:: DESCRIPTION OF THE TASK ::
Spot each line in the records below where the word "plane" occurs, then copy it.

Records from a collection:

....

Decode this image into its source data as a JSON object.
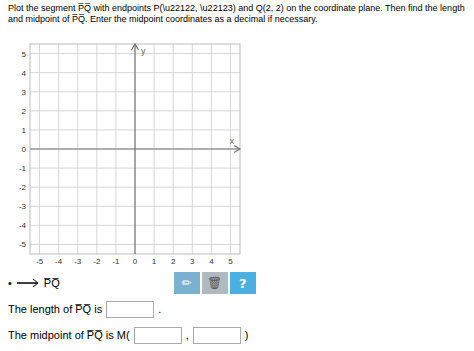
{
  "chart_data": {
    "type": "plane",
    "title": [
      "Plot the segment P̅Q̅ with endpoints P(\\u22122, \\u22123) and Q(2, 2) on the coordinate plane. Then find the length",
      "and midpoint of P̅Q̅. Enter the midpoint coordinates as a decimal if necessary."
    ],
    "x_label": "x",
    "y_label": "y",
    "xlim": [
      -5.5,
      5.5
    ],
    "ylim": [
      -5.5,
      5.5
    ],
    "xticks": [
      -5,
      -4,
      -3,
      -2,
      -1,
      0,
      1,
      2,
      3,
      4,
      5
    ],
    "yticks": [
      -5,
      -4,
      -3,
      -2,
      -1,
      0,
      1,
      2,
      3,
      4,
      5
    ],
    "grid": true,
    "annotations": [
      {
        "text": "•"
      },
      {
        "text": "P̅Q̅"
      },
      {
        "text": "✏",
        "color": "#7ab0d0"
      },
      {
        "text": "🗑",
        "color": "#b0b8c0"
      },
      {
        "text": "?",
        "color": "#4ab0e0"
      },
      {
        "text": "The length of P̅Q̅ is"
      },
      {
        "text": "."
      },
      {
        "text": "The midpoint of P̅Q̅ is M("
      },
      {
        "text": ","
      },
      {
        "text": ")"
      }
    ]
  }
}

....

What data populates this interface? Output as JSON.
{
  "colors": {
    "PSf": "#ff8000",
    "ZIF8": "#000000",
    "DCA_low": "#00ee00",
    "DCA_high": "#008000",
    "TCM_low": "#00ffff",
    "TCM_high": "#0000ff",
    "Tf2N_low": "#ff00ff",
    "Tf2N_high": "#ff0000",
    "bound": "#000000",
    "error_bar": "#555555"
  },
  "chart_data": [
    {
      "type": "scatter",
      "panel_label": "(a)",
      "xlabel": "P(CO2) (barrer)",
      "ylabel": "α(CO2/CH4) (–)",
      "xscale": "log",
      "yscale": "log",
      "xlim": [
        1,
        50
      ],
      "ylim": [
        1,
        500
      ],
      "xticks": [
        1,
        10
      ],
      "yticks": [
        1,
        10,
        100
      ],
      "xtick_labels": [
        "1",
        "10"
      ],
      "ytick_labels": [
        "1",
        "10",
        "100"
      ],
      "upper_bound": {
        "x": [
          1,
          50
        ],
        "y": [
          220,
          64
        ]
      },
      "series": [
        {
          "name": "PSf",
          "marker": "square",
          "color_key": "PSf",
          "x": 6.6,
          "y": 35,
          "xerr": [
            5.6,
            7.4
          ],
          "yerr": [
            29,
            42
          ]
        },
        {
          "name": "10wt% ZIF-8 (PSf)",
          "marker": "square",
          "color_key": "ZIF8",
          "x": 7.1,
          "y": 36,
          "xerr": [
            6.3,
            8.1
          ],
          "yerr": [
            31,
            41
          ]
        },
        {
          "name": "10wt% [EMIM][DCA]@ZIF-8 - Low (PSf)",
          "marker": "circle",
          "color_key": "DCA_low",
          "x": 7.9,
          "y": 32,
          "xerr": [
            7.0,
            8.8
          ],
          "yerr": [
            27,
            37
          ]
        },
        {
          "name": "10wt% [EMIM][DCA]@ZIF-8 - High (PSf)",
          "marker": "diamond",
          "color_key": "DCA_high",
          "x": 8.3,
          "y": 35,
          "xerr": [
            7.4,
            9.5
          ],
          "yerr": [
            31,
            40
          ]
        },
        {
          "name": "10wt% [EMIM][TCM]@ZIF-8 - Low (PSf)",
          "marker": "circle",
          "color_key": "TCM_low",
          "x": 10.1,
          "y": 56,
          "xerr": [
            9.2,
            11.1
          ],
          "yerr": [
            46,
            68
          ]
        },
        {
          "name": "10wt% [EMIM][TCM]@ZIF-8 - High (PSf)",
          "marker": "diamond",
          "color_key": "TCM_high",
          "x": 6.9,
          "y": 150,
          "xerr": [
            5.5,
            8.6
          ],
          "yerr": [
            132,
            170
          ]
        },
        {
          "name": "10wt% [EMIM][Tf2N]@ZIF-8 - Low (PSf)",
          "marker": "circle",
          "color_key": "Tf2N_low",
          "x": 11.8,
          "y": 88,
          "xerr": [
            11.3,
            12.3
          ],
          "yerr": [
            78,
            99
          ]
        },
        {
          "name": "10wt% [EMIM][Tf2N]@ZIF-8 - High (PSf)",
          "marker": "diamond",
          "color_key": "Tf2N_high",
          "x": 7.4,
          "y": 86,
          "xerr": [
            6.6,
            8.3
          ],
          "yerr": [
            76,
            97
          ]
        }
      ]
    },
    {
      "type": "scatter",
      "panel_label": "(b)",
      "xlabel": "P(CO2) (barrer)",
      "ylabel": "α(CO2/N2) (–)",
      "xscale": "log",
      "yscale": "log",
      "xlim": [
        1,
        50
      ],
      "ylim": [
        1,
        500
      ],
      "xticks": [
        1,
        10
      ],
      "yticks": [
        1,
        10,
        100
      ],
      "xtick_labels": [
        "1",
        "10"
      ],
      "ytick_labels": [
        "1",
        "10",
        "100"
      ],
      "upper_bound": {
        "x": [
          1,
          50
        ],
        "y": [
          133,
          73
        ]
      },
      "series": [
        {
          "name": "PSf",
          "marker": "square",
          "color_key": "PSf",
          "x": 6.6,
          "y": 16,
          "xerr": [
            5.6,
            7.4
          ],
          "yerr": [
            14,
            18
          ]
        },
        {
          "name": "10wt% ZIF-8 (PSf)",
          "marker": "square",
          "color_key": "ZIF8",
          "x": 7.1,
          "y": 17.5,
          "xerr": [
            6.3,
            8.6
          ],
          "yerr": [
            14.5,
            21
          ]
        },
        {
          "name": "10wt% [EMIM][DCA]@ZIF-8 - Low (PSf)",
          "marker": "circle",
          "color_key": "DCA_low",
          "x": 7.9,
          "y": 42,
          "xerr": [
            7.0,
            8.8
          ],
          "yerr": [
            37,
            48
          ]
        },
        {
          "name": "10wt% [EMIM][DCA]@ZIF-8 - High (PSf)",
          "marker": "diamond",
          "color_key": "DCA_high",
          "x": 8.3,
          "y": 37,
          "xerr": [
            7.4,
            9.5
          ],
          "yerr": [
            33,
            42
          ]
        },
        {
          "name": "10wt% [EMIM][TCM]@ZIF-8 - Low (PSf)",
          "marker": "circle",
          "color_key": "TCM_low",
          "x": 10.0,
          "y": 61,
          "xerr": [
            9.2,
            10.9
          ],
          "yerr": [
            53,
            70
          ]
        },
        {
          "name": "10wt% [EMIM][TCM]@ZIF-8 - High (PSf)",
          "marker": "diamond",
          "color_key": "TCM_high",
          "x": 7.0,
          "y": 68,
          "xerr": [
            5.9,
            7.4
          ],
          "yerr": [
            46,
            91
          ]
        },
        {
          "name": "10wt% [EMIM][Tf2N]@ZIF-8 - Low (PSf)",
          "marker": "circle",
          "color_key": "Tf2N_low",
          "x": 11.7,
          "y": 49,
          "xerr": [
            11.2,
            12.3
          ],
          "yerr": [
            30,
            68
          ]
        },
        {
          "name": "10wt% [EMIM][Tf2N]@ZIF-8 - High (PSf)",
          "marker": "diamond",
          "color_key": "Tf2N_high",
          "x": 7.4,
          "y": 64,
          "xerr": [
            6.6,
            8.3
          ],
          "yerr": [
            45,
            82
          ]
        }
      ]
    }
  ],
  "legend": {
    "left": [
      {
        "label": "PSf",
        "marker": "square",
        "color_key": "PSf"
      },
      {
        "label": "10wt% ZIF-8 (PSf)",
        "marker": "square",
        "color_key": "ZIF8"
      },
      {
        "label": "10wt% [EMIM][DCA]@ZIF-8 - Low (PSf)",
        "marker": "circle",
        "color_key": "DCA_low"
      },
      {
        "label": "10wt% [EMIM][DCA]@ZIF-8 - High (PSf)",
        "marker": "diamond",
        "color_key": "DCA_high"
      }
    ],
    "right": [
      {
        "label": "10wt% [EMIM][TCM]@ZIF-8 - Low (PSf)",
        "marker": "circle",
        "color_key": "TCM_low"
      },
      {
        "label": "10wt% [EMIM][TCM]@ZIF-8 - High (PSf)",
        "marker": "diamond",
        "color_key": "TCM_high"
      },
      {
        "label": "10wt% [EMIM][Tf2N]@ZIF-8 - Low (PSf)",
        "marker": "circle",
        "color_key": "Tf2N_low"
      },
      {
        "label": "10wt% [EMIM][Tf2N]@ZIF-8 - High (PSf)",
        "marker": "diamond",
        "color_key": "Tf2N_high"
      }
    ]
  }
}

....

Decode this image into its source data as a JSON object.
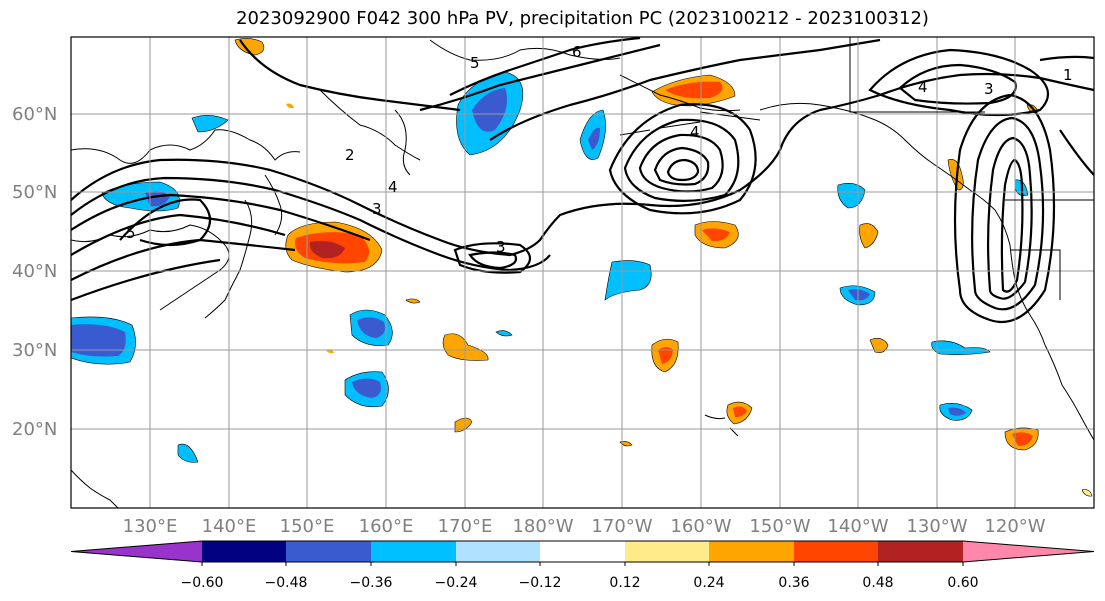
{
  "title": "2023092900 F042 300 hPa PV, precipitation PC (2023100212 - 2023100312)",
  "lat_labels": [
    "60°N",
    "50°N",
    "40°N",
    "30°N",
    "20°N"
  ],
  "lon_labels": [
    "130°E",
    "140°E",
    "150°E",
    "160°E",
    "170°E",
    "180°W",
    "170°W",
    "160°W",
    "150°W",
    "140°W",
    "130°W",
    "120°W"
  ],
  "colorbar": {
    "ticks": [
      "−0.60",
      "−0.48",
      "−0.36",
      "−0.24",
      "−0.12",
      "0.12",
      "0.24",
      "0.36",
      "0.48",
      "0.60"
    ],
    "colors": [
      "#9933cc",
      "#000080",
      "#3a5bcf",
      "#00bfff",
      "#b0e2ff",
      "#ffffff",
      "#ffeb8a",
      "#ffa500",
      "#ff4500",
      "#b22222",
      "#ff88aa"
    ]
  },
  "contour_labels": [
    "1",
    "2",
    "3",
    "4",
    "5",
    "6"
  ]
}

....

:: FINAL ANSWER ::
    "type": "plane",
      "Plot the segment P̅Q̅ with endpoints P(\\u22122, \\u22123) and Q(2, 2) on the coordinate plane. Then find the length",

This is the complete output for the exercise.